▶ _Required action_
A faithful copy of each entry below is expected, with the images removed.
· · · · ·
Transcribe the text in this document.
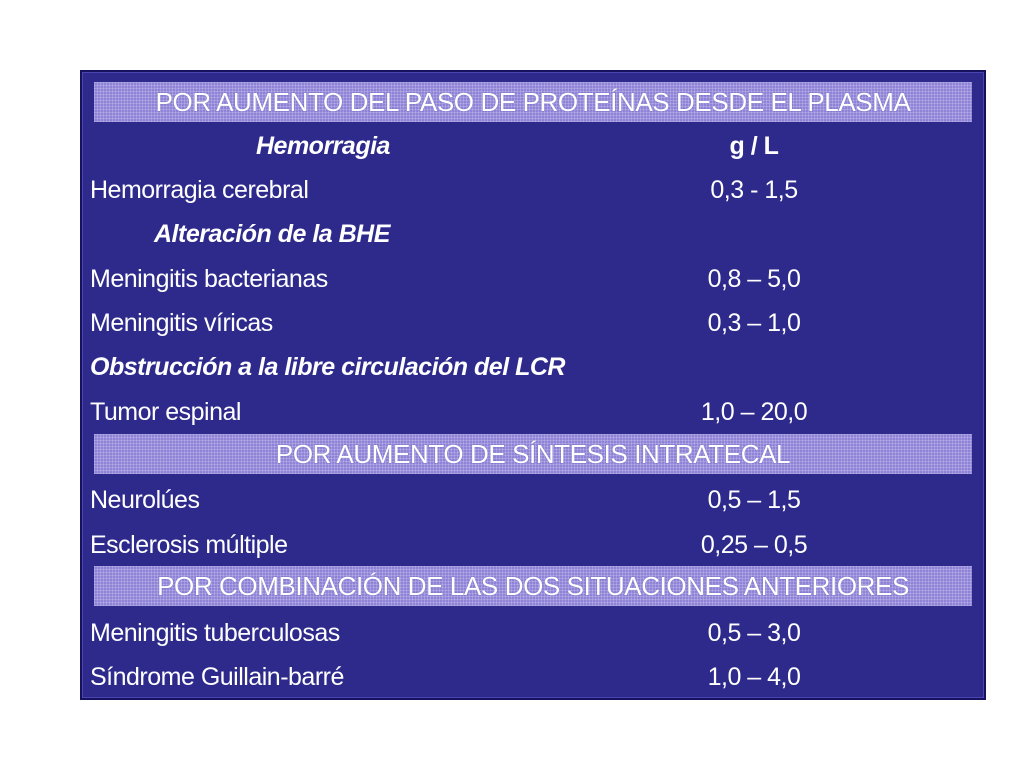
POR AUMENTO DEL PASO DE PROTEÍNAS DESDE EL PLASMA
Hemorragia	g / L
Hemorragia cerebral	0,3 - 1,5
Alteración de la BHE
Meningitis bacterianas	0,8 – 5,0
Meningitis víricas	0,3 – 1,0
Obstrucción a la libre circulación del LCR
Tumor espinal	1,0 – 20,0
POR AUMENTO DE SÍNTESIS INTRATECAL
Neurolúes	0,5 – 1,5
Esclerosis múltiple	0,25 – 0,5
POR COMBINACIÓN DE LAS DOS SITUACIONES ANTERIORES
Meningitis tuberculosas	0,5 – 3,0
Síndrome Guillain-barré	1,0 – 4,0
· · · · ·
▶ _Answer to this exercise_
Transcribe the text in this document.
POR AUMENTO DEL PASO DE PROTEÍNAS DESDE EL PLASMA
Hemorragia	g / L
Hemorragia cerebral	0,3 - 1,5
Alteración de la BHE
Meningitis bacterianas	0,8 – 5,0
Meningitis víricas	0,3 – 1,0
Obstrucción a la libre circulación del LCR
Tumor espinal	1,0 – 20,0
POR AUMENTO DE SÍNTESIS INTRATECAL
Neurolúes	0,5 – 1,5
Esclerosis múltiple	0,25 – 0,5
POR COMBINACIÓN DE LAS DOS SITUACIONES ANTERIORES
Meningitis tuberculosas	0,5 – 3,0
Síndrome Guillain-barré	1,0 – 4,0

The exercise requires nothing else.